-- start Data provided --

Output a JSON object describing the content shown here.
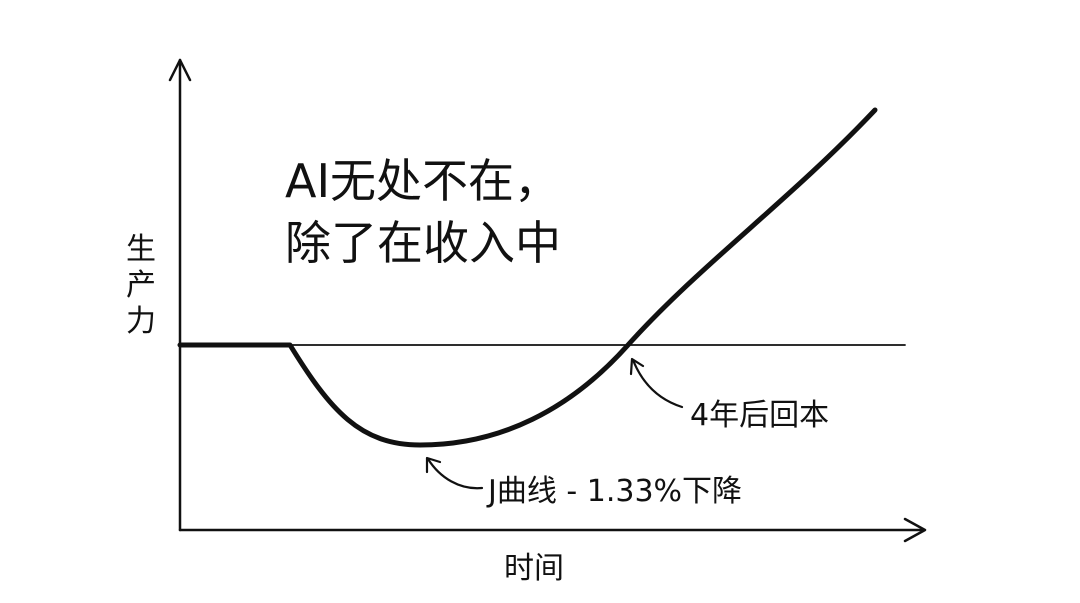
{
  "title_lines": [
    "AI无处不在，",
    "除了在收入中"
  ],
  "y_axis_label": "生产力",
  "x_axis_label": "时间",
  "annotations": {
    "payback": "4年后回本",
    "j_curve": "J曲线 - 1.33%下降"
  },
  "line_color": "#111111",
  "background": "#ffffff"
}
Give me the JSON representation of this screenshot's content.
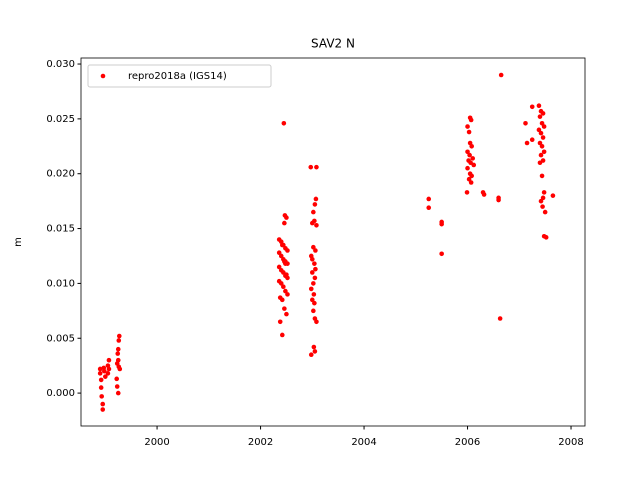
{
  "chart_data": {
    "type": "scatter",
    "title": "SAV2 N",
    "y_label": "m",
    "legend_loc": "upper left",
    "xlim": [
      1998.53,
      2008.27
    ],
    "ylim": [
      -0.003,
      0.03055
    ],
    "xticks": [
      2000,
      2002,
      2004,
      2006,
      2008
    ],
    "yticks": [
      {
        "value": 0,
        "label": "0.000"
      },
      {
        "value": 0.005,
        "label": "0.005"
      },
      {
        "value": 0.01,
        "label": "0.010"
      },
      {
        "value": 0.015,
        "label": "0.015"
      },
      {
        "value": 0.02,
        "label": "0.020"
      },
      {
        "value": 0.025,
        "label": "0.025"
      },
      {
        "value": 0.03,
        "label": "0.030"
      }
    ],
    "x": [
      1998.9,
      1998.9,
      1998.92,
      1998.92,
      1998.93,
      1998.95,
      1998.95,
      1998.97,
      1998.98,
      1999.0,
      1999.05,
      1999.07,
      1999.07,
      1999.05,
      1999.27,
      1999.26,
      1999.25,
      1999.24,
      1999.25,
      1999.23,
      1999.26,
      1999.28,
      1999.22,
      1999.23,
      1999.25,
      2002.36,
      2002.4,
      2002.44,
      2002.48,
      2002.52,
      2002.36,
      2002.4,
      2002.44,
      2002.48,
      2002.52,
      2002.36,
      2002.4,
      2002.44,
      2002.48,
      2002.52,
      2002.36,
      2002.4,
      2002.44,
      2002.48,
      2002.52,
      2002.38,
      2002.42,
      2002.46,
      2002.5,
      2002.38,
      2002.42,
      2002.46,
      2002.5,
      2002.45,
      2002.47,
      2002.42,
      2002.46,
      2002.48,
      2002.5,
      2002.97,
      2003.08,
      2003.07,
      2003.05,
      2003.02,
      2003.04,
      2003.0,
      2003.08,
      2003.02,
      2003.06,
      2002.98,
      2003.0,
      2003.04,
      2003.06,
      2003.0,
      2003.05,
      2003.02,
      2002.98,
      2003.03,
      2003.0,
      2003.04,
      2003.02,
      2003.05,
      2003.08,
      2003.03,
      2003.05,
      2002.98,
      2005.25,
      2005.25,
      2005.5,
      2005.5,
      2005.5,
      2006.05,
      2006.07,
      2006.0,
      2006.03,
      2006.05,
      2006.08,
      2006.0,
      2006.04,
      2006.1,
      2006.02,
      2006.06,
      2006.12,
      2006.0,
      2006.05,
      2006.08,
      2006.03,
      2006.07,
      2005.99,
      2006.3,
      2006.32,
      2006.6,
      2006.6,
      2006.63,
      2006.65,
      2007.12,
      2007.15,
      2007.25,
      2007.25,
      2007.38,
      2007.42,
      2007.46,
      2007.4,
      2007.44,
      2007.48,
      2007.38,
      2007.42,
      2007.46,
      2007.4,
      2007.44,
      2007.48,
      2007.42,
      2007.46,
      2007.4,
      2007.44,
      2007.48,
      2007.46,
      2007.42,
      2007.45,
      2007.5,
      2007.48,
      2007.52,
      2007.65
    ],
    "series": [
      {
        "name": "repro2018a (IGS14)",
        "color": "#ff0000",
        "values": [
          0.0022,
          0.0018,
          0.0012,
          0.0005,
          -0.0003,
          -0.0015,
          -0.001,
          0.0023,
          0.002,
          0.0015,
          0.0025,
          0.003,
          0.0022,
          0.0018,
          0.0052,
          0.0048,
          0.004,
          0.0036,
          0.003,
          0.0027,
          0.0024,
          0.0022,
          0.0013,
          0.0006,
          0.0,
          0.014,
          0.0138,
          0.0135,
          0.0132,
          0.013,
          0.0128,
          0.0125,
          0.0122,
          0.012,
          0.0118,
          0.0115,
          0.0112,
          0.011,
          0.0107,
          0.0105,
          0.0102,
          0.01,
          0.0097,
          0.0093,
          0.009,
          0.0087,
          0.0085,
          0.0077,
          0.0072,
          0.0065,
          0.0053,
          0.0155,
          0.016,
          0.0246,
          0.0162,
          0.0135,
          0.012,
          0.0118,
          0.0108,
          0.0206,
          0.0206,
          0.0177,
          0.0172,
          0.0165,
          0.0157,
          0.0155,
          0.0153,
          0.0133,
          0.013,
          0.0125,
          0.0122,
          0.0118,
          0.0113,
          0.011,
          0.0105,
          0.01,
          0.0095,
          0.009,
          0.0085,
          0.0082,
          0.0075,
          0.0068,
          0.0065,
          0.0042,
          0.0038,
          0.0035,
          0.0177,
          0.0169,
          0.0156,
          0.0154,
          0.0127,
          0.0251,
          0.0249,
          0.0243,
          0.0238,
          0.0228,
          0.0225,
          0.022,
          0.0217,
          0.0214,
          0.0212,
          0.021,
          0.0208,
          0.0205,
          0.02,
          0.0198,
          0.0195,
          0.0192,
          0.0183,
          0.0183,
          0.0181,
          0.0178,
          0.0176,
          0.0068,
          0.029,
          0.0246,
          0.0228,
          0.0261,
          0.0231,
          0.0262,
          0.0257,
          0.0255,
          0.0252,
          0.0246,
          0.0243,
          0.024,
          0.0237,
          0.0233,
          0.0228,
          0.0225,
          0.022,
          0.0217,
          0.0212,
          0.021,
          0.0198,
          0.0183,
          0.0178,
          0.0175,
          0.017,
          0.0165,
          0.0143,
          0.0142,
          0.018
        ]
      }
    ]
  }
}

-- end Data provided --

◆ **What needs to be done**: Output nothing but the number of lines in the data containing the string "JSON".

◆ **Full response**: 2